**Directives:**
A – In the passage about Butler's keepsakes, where did the brass bowl come from?
B – Carry the passage about Butler's keepsakes on from its final paragraph.

**Selection:**
(begin)
Two small Dutch dolls (9)

Mr. Charles Archer Cook was at Trinity Hall with me.  He is mentioned in the Memoir as having edited The Athenæum in October, 1885, during the absence of MacColl, the editor.  Butler and I sometimes dined with him and met his brother, Mr. (afterwards Sir) Edward T. Cook and his wife.  Mr. and Mrs. E. T. Cook came to tea with Butler, and Alfred was showing them round the sitting room, while Butler was in his painting room, where he had gone to look for something.

“These are the pictures which the governor does when he is away,” said Alfred, “and these are the photographs which he brings back with him and the plates and images.”

“And please, Alfred, what are these two little dolls among the pictures?”

“Oh, those, ma’am!  Those are ---.”

“Alfred!” exclaimed the reproving voice of Butler, who although in the next room, had overheard.

“Well, Sir,” replied Alfred, “that’s what we always call them.”

Alfred was referring to a recent divorce case in which the names of two ladies had been brought prominently before the public, but Butler did not approve of the names being blurted out in the presence of visitors.

A brass bowl which my brother Edward brought from India.

It always stood on my table in Staple Inn, and Butler used it as an ash-tray and played with it and liked the sound it made when he struck it.  He also liked its shape, and was pleased with it for not being “spoilt by any silly ornament.”  It is mentioned in the Memoir (II. xliii.) when Miss Butler comes to my rooms after Butler’s death.

A leather (or sham leather) cigarette case from Palermo (but, I am afraid, made in Germany).

It contains a fragment of a Greek vase picked up on Mount Eryx and given to Butler by Bruno Flury.  He was one of the young men who came about him in 1892 when he broke his foot on the mountain; he afterwards settled in Pisa, where I saw him in 1901.

Two of the blue and white wine cups mentioned in Alps and Sanctuaries (ch. xxii.; new ed., ch. xxiii.), “A Day at the Cantine.”

“These little cups are common crockery, but at the bottom there is written Viva Bacco, Viva l’Italia, Viva la Gioia, Viva Venere or other p. 58such matter; they are to be had in every crockery shop throughout the Mendrisiotto, and they are very pretty.”

The Viva is not written in full; it is represented by a double V, which overlaps, so that it looks like W, but the letter W is not used by the Italians, so there is no chance of its being mistaken by them for anything but the symbol meaning Viva.
(end)
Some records
(begin)
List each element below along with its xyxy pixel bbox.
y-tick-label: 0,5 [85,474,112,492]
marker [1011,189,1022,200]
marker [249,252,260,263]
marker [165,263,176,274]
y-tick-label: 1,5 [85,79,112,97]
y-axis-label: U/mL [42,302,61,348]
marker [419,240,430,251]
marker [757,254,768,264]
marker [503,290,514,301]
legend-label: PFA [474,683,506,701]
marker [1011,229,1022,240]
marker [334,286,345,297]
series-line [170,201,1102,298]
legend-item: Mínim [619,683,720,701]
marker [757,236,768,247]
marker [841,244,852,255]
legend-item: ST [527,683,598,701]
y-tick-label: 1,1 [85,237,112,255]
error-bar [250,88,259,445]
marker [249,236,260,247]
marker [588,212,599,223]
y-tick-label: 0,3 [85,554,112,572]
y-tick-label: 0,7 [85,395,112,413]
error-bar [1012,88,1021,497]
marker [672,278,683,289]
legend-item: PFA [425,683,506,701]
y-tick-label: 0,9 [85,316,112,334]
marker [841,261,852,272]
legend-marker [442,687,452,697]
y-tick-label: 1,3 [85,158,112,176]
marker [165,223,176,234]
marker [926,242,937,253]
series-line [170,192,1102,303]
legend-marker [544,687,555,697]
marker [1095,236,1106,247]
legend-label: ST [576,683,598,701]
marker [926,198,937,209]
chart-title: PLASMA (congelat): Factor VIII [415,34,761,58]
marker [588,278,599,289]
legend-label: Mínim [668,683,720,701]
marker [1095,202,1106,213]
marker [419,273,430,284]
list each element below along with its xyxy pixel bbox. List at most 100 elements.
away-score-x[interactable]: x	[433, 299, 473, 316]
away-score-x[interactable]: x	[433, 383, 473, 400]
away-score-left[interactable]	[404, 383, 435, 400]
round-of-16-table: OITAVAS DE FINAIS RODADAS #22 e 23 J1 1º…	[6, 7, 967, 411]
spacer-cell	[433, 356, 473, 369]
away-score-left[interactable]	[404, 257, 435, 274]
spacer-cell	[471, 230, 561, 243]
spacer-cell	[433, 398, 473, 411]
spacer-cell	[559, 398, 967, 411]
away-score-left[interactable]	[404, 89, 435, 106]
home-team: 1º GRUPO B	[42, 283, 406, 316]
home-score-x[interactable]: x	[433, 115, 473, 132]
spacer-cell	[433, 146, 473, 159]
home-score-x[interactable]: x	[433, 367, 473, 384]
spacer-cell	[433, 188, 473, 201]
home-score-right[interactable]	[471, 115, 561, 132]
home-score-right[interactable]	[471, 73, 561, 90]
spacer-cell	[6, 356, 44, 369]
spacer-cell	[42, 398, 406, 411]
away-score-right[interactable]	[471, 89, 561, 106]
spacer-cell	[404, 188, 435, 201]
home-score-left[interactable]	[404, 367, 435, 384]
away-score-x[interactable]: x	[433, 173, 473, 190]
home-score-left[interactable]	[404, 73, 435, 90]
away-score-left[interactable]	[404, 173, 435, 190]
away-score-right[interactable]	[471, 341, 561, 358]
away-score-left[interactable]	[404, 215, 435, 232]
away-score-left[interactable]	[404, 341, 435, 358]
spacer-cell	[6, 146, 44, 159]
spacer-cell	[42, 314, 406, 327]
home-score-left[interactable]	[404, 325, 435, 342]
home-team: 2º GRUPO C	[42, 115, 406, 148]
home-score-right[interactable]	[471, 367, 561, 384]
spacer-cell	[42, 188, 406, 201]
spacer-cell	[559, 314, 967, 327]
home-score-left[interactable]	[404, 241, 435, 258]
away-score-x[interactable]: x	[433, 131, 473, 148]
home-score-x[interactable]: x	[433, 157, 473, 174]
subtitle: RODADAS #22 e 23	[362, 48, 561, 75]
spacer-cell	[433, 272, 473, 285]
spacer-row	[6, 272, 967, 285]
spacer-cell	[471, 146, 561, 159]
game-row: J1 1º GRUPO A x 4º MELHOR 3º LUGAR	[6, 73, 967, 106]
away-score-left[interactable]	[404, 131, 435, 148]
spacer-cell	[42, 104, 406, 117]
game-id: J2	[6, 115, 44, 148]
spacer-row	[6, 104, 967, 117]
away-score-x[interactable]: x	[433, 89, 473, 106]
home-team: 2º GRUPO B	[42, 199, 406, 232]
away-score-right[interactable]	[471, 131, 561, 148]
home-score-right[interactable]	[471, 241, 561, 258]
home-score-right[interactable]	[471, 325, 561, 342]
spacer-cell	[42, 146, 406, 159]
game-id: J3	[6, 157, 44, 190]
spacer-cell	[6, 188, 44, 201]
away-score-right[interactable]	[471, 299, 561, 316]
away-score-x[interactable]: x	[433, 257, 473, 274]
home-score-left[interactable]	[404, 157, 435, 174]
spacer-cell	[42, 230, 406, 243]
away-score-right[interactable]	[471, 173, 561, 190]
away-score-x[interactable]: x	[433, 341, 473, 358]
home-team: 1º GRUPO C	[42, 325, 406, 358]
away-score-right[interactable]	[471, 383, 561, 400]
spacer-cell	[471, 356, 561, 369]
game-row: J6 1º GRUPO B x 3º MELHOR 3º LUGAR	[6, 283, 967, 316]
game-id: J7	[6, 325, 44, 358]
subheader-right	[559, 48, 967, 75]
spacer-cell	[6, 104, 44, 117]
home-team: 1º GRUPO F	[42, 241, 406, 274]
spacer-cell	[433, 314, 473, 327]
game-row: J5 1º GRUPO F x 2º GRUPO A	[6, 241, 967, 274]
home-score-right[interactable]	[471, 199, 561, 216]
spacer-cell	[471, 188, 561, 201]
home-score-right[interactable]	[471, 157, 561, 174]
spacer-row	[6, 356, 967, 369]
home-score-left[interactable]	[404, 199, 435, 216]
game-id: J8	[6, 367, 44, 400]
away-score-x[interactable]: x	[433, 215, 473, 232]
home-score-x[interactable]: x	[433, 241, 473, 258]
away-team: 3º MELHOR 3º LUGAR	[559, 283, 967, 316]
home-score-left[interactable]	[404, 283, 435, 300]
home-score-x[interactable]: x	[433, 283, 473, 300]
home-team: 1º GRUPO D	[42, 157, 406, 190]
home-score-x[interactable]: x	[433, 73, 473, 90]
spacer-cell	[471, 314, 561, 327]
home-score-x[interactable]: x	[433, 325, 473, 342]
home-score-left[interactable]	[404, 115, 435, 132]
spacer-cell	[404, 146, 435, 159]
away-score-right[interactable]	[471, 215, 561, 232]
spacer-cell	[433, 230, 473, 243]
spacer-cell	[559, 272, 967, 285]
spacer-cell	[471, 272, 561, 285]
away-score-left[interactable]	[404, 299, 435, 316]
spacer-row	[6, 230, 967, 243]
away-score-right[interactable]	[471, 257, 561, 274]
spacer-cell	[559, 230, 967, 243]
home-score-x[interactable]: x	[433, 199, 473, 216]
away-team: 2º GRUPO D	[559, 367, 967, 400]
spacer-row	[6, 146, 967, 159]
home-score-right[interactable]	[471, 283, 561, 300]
(end)
**Set of answers:**
A – The narrator's brother Edward brought it from India.

B –
A small horn and tortoiseshell snuff-box from Palermo.

It contains three coins wrapped in paper and a piece of the pilgrim’s cross at Varello-Sesia.  The cross is mentioned somewhere in Butler’s books as being of very hard wood, so hard that the pilgrims have great difficulty in cutting pieces off it.  So had I in cutting off this bit.

The day after Butler’s death Alfred came to me with the coins and said:

“I took these out of his pockets, Sir; I thought you ought to have them.”

Butler’s watch and chain.

Butler used to possess his grandfather’s gold watch and chain.  He was robbed of the watch in Hyde Park one night just before starting on one of his journeys to Canada; he then bought this silver watch at Benson’s, and, if I remember right, wore it with the gold chain.  He was robbed of the chain in Fetter Lane, Oct. 1893 (Memoir, II. 167).  He then bought a silver chain, which, with the silver watch, passed under his will to Alfred.  Alfred wore them until 1919, when the watch was declared by an expert to be beyond repair.  I took it from him, giving him in exchange the watch of my brother Charlie, who had recently died.

The matchbox which Alfred gave to Butler.

When Alfred knew that I was handing Butler’s watch and chain on to St. John’s College, he said:

“And then, Sir, they had better have this matchbox which I gave him.”

I looked at it and said, “Well, but Alfred, how can that be?  It is dated 1894, and he gave your matchbox to the Turk in 1895.”

“I know he did, Sir; and when he told me I was very angry and went out into Holborn and bought this one and had it engraved same as the other.”

“With the old date?”

“Yes, Sir, just the same as the one he gave to the Turk.”  See the Note-Books, p. 286.


London: A. C. Fifield, 13, Clifford’s Inn, E.C. 4.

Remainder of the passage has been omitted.